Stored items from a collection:
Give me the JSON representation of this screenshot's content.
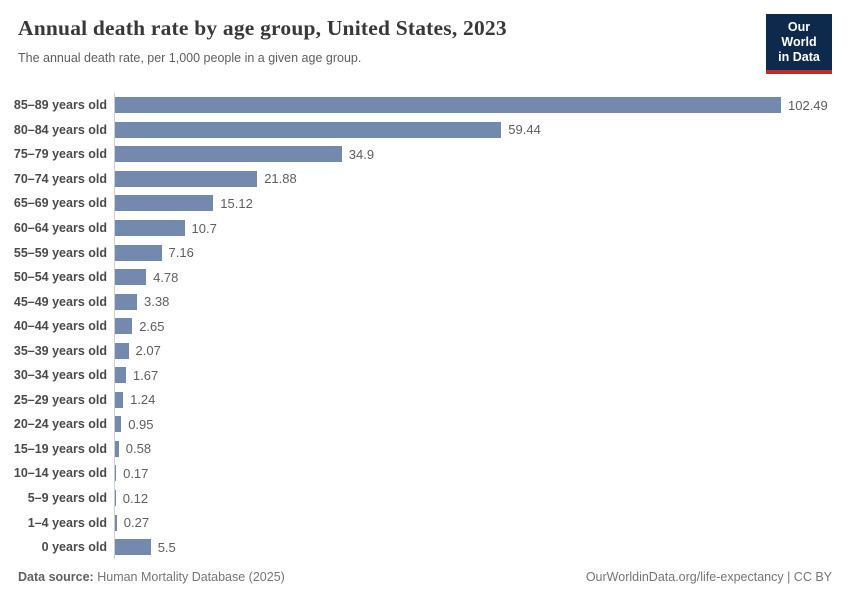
{
  "header": {
    "title": "Annual death rate by age group, United States, 2023",
    "subtitle": "The annual death rate, per 1,000 people in a given age group."
  },
  "logo": {
    "line1": "Our World",
    "line2": "in Data",
    "bg_color": "#0d2a4d",
    "accent_color": "#c32a28"
  },
  "chart_data": {
    "type": "bar",
    "orientation": "horizontal",
    "title": "Annual death rate by age group, United States, 2023",
    "xlabel": "",
    "ylabel": "",
    "xlim": [
      0,
      102.49
    ],
    "grid": false,
    "legend": "none",
    "bar_color": "#7389ae",
    "value_label_position": "end-of-bar",
    "categories": [
      "85–89 years old",
      "80–84 years old",
      "75–79 years old",
      "70–74 years old",
      "65–69 years old",
      "60–64 years old",
      "55–59 years old",
      "50–54 years old",
      "45–49 years old",
      "40–44 years old",
      "35–39 years old",
      "30–34 years old",
      "25–29 years old",
      "20–24 years old",
      "15–19 years old",
      "10–14 years old",
      "5–9 years old",
      "1–4 years old",
      "0 years old"
    ],
    "values": [
      102.49,
      59.44,
      34.9,
      21.88,
      15.12,
      10.7,
      7.16,
      4.78,
      3.38,
      2.65,
      2.07,
      1.67,
      1.24,
      0.95,
      0.58,
      0.17,
      0.12,
      0.27,
      5.5
    ],
    "value_labels": [
      "102.49",
      "59.44",
      "34.9",
      "21.88",
      "15.12",
      "10.7",
      "7.16",
      "4.78",
      "3.38",
      "2.65",
      "2.07",
      "1.67",
      "1.24",
      "0.95",
      "0.58",
      "0.17",
      "0.12",
      "0.27",
      "5.5"
    ]
  },
  "footer": {
    "source_label": "Data source:",
    "source_value": "Human Mortality Database (2025)",
    "credit": "OurWorldinData.org/life-expectancy | CC BY"
  }
}
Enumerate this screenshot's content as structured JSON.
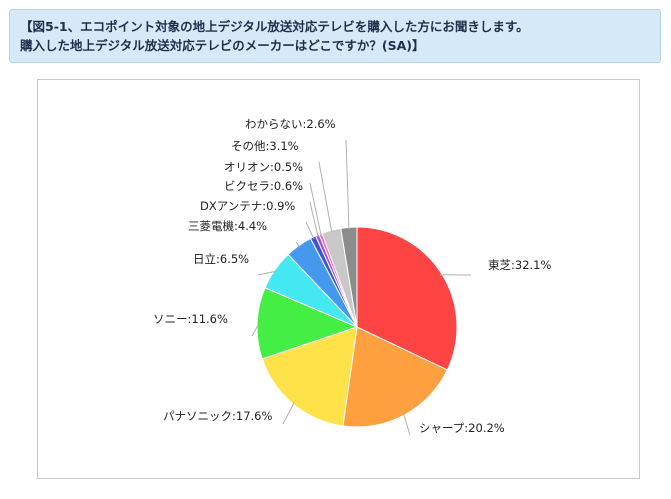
{
  "title": {
    "line1": "【図5-1、エコポイント対象の地上デジタル放送対応テレビを購入した方にお聞きします。",
    "line2": "購入した地上デジタル放送対応テレビのメーカーはどこですか？(SA)】"
  },
  "chart_data": {
    "type": "pie",
    "title": "【図5-1、エコポイント対象の地上デジタル放送対応テレビを購入した方にお聞きします。購入した地上デジタル放送対応テレビのメーカーはどこですか？(SA)】",
    "unit": "%",
    "slices": [
      {
        "label": "東芝",
        "value": 32.1,
        "color": "#ff4444"
      },
      {
        "label": "シャープ",
        "value": 20.2,
        "color": "#ffa040"
      },
      {
        "label": "パナソニック",
        "value": 17.6,
        "color": "#ffe24a"
      },
      {
        "label": "ソニー",
        "value": 11.6,
        "color": "#44ee44"
      },
      {
        "label": "日立",
        "value": 6.5,
        "color": "#44e8f0"
      },
      {
        "label": "三菱電機",
        "value": 4.4,
        "color": "#4499ee"
      },
      {
        "label": "DXアンテナ",
        "value": 0.9,
        "color": "#4455cc"
      },
      {
        "label": "ビクセラ",
        "value": 0.6,
        "color": "#9955cc"
      },
      {
        "label": "オリオン",
        "value": 0.5,
        "color": "#ff66cc"
      },
      {
        "label": "その他",
        "value": 3.1,
        "color": "#c8c8c8"
      },
      {
        "label": "わからない",
        "value": 2.6,
        "color": "#8c8c8c"
      }
    ],
    "start": "12 o'clock",
    "direction": "clockwise",
    "legend": "none"
  }
}
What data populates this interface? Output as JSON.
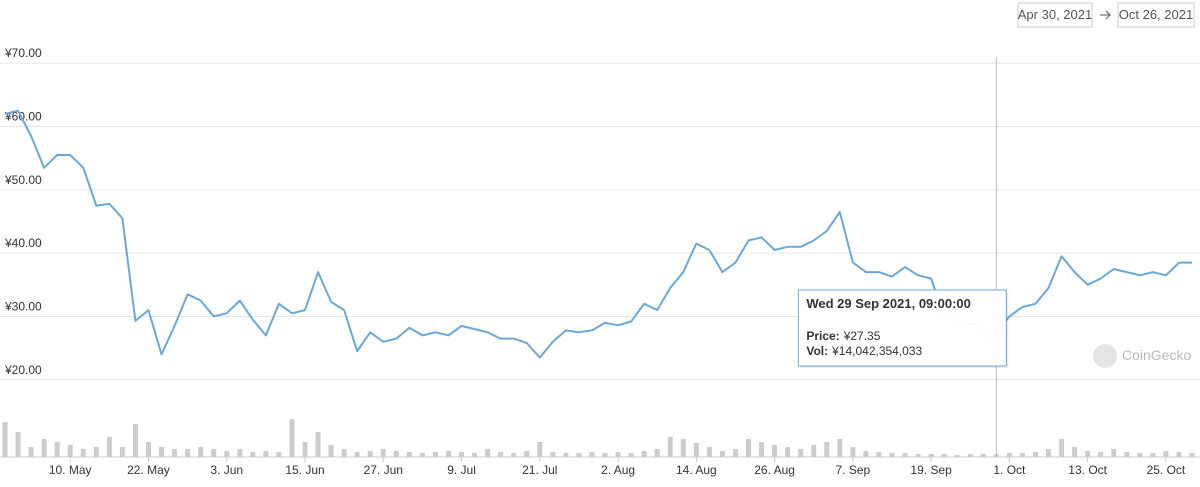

GOAL: Exclude the pictures. Write out the remaining data exactly.

RESPONSE BELOW:
Give me the JSON representation of this screenshot's content.
{
  "header": {
    "title": "Annual death rate by age group, United States, 2023",
    "subtitle": "The annual death rate, per 1,000 people in a given age group."
  },
  "logo": {
    "line1": "Our World",
    "line2": "in Data",
    "bg_color": "#0d2a4d",
    "accent_color": "#c32a28"
  },
  "chart_data": {
    "type": "bar",
    "orientation": "horizontal",
    "title": "Annual death rate by age group, United States, 2023",
    "xlabel": "",
    "ylabel": "",
    "xlim": [
      0,
      102.49
    ],
    "grid": false,
    "legend": "none",
    "bar_color": "#7389ae",
    "value_label_position": "end-of-bar",
    "categories": [
      "85–89 years old",
      "80–84 years old",
      "75–79 years old",
      "70–74 years old",
      "65–69 years old",
      "60–64 years old",
      "55–59 years old",
      "50–54 years old",
      "45–49 years old",
      "40–44 years old",
      "35–39 years old",
      "30–34 years old",
      "25–29 years old",
      "20–24 years old",
      "15–19 years old",
      "10–14 years old",
      "5–9 years old",
      "1–4 years old",
      "0 years old"
    ],
    "values": [
      102.49,
      59.44,
      34.9,
      21.88,
      15.12,
      10.7,
      7.16,
      4.78,
      3.38,
      2.65,
      2.07,
      1.67,
      1.24,
      0.95,
      0.58,
      0.17,
      0.12,
      0.27,
      5.5
    ],
    "value_labels": [
      "102.49",
      "59.44",
      "34.9",
      "21.88",
      "15.12",
      "10.7",
      "7.16",
      "4.78",
      "3.38",
      "2.65",
      "2.07",
      "1.67",
      "1.24",
      "0.95",
      "0.58",
      "0.17",
      "0.12",
      "0.27",
      "5.5"
    ]
  },
  "footer": {
    "source_label": "Data source:",
    "source_value": "Human Mortality Database (2025)",
    "credit": "OurWorldinData.org/life-expectancy | CC BY"
  }
}
Enumerate this screenshot's content as structured JSON.
{
  "title": {
    "line1": "【図5-1、エコポイント対象の地上デジタル放送対応テレビを購入した方にお聞きします。",
    "line2": "購入した地上デジタル放送対応テレビのメーカーはどこですか？(SA)】"
  },
  "chart_data": {
    "type": "pie",
    "title": "【図5-1、エコポイント対象の地上デジタル放送対応テレビを購入した方にお聞きします。購入した地上デジタル放送対応テレビのメーカーはどこですか？(SA)】",
    "unit": "%",
    "slices": [
      {
        "label": "東芝",
        "value": 32.1,
        "color": "#ff4444"
      },
      {
        "label": "シャープ",
        "value": 20.2,
        "color": "#ffa040"
      },
      {
        "label": "パナソニック",
        "value": 17.6,
        "color": "#ffe24a"
      },
      {
        "label": "ソニー",
        "value": 11.6,
        "color": "#44ee44"
      },
      {
        "label": "日立",
        "value": 6.5,
        "color": "#44e8f0"
      },
      {
        "label": "三菱電機",
        "value": 4.4,
        "color": "#4499ee"
      },
      {
        "label": "DXアンテナ",
        "value": 0.9,
        "color": "#4455cc"
      },
      {
        "label": "ビクセラ",
        "value": 0.6,
        "color": "#9955cc"
      },
      {
        "label": "オリオン",
        "value": 0.5,
        "color": "#ff66cc"
      },
      {
        "label": "その他",
        "value": 3.1,
        "color": "#c8c8c8"
      },
      {
        "label": "わからない",
        "value": 2.6,
        "color": "#8c8c8c"
      }
    ],
    "start": "12 o'clock",
    "direction": "clockwise",
    "legend": "none"
  }
}
What data populates this interface? Output as JSON.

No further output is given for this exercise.